### Data supplied
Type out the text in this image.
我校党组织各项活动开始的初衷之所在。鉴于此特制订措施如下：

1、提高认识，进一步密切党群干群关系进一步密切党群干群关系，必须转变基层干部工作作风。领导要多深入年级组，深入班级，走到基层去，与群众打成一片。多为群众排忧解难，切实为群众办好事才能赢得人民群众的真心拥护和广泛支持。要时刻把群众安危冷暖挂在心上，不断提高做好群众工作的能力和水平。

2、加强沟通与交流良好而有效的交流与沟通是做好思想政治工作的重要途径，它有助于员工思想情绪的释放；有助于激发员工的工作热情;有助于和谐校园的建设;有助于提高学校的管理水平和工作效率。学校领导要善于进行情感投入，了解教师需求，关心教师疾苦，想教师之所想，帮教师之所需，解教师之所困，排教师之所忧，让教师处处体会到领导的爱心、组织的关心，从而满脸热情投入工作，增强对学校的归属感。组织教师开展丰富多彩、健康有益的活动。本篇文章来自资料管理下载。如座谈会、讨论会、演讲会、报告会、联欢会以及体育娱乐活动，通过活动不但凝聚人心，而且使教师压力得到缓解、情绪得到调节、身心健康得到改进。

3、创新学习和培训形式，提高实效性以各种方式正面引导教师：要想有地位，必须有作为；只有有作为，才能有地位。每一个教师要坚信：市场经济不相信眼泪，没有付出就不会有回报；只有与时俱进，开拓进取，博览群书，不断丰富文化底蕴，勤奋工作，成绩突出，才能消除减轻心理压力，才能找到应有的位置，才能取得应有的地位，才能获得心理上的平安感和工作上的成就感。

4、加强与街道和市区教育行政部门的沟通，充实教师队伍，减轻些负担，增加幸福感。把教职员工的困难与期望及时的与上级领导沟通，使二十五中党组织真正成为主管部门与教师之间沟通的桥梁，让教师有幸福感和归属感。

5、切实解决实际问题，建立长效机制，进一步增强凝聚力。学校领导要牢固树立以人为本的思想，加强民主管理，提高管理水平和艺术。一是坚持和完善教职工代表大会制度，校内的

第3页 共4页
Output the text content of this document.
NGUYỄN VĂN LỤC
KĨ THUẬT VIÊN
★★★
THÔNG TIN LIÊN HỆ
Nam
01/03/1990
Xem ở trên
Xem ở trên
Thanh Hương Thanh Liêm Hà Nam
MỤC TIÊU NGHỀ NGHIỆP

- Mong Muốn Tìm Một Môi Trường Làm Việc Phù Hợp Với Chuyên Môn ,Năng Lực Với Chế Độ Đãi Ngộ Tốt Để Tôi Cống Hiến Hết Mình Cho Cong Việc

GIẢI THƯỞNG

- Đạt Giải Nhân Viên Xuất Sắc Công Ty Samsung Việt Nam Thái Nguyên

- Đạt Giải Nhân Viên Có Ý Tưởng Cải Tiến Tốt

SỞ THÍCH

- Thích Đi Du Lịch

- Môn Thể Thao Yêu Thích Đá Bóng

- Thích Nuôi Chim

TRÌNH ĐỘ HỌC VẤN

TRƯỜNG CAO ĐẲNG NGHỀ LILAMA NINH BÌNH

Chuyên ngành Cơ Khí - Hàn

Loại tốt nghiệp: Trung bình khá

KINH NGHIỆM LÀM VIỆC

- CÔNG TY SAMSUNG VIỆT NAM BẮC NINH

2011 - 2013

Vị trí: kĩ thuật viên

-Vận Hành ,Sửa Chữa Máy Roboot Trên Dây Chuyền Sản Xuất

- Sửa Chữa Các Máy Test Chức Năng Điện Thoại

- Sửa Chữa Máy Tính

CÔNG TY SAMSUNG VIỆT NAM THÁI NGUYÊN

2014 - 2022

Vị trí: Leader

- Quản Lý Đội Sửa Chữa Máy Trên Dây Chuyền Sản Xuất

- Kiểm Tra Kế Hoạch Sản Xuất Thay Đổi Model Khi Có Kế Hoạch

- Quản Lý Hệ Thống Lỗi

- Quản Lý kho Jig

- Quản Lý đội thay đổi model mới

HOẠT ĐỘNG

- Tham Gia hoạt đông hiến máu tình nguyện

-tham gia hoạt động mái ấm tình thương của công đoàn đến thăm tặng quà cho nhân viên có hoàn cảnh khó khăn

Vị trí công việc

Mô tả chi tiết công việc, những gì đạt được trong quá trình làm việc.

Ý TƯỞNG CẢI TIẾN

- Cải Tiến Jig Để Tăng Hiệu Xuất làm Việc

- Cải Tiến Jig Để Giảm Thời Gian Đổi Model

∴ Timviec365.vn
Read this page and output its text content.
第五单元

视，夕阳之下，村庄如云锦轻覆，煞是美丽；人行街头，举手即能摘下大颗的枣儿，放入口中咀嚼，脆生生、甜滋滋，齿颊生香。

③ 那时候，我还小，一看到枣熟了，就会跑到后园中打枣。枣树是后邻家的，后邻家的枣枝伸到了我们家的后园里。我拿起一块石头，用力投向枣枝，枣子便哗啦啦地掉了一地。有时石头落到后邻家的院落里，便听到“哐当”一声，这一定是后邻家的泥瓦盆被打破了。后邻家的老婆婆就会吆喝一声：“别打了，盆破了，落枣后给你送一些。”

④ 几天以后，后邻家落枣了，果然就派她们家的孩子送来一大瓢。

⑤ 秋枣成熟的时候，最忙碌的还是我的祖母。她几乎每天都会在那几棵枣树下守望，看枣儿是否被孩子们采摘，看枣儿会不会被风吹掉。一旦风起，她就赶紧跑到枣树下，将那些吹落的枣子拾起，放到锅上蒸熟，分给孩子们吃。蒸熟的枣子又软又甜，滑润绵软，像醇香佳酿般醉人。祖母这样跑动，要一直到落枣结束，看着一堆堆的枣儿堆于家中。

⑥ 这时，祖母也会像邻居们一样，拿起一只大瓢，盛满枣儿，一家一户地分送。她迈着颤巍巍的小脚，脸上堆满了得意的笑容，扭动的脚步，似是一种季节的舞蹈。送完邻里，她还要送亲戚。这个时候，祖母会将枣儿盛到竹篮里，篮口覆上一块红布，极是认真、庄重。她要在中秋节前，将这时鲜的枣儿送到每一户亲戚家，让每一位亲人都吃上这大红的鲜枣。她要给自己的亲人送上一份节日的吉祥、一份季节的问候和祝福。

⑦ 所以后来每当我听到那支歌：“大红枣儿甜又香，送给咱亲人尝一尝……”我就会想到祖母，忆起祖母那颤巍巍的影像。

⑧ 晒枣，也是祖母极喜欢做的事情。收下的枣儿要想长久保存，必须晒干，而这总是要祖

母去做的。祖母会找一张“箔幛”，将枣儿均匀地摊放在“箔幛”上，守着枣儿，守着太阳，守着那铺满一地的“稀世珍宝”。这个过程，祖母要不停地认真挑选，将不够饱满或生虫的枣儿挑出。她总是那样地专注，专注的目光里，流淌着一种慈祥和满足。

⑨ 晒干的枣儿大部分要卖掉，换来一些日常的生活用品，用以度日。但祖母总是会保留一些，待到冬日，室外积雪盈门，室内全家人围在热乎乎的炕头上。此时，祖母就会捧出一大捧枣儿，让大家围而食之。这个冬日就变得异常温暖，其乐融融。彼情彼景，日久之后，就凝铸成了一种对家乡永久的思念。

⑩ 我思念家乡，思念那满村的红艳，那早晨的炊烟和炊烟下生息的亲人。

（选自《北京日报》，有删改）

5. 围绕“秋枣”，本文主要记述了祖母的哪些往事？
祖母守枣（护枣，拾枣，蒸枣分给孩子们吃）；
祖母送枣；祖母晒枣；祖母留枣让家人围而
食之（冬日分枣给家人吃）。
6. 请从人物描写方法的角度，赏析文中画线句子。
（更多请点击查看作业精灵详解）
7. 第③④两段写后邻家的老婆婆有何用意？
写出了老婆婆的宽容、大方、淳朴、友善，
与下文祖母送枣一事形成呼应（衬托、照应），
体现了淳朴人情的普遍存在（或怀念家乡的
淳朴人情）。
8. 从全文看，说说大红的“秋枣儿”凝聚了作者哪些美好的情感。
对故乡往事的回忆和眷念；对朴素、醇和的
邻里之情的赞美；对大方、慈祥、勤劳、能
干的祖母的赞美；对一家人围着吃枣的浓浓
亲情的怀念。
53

### Your task
Reproduce only the lines between the line containing "Read this page and output its text content." and the last line of the records, those two lines included, exactly.

### Finished task
Read this page and output its text content.
第五单元

视，夕阳之下，村庄如云锦轻覆，煞是美丽；人行街头，举手即能摘下大颗的枣儿，放入口中咀嚼，脆生生、甜滋滋，齿颊生香。

③ 那时候，我还小，一看到枣熟了，就会跑到后园中打枣。枣树是后邻家的，后邻家的枣枝伸到了我们家的后园里。我拿起一块石头，用力投向枣枝，枣子便哗啦啦地掉了一地。有时石头落到后邻家的院落里，便听到“哐当”一声，这一定是后邻家的泥瓦盆被打破了。后邻家的老婆婆就会吆喝一声：“别打了，盆破了，落枣后给你送一些。”

④ 几天以后，后邻家落枣了，果然就派她们家的孩子送来一大瓢。

⑤ 秋枣成熟的时候，最忙碌的还是我的祖母。她几乎每天都会在那几棵枣树下守望，看枣儿是否被孩子们采摘，看枣儿会不会被风吹掉。一旦风起，她就赶紧跑到枣树下，将那些吹落的枣子拾起，放到锅上蒸熟，分给孩子们吃。蒸熟的枣子又软又甜，滑润绵软，像醇香佳酿般醉人。祖母这样跑动，要一直到落枣结束，看着一堆堆的枣儿堆于家中。

⑥ 这时，祖母也会像邻居们一样，拿起一只大瓢，盛满枣儿，一家一户地分送。她迈着颤巍巍的小脚，脸上堆满了得意的笑容，扭动的脚步，似是一种季节的舞蹈。送完邻里，她还要送亲戚。这个时候，祖母会将枣儿盛到竹篮里，篮口覆上一块红布，极是认真、庄重。她要在中秋节前，将这时鲜的枣儿送到每一户亲戚家，让每一位亲人都吃上这大红的鲜枣。她要给自己的亲人送上一份节日的吉祥、一份季节的问候和祝福。

⑦ 所以后来每当我听到那支歌：“大红枣儿甜又香，送给咱亲人尝一尝……”我就会想到祖母，忆起祖母那颤巍巍的影像。

⑧ 晒枣，也是祖母极喜欢做的事情。收下的枣儿要想长久保存，必须晒干，而这总是要祖

母去做的。祖母会找一张“箔幛”，将枣儿均匀地摊放在“箔幛”上，守着枣儿，守着太阳，守着那铺满一地的“稀世珍宝”。这个过程，祖母要不停地认真挑选，将不够饱满或生虫的枣儿挑出。她总是那样地专注，专注的目光里，流淌着一种慈祥和满足。

⑨ 晒干的枣儿大部分要卖掉，换来一些日常的生活用品，用以度日。但祖母总是会保留一些，待到冬日，室外积雪盈门，室内全家人围在热乎乎的炕头上。此时，祖母就会捧出一大捧枣儿，让大家围而食之。这个冬日就变得异常温暖，其乐融融。彼情彼景，日久之后，就凝铸成了一种对家乡永久的思念。

⑩ 我思念家乡，思念那满村的红艳，那早晨的炊烟和炊烟下生息的亲人。

（选自《北京日报》，有删改）

5. 围绕“秋枣”，本文主要记述了祖母的哪些往事？
祖母守枣（护枣，拾枣，蒸枣分给孩子们吃）；
祖母送枣；祖母晒枣；祖母留枣让家人围而
食之（冬日分枣给家人吃）。
6. 请从人物描写方法的角度，赏析文中画线句子。
（更多请点击查看作业精灵详解）
7. 第③④两段写后邻家的老婆婆有何用意？
写出了老婆婆的宽容、大方、淳朴、友善，
与下文祖母送枣一事形成呼应（衬托、照应），
体现了淳朴人情的普遍存在（或怀念家乡的
淳朴人情）。
8. 从全文看，说说大红的“秋枣儿”凝聚了作者哪些美好的情感。
对故乡往事的回忆和眷念；对朴素、醇和的
邻里之情的赞美；对大方、慈祥、勤劳、能
干的祖母的赞美；对一家人围着吃枣的浓浓
亲情的怀念。
53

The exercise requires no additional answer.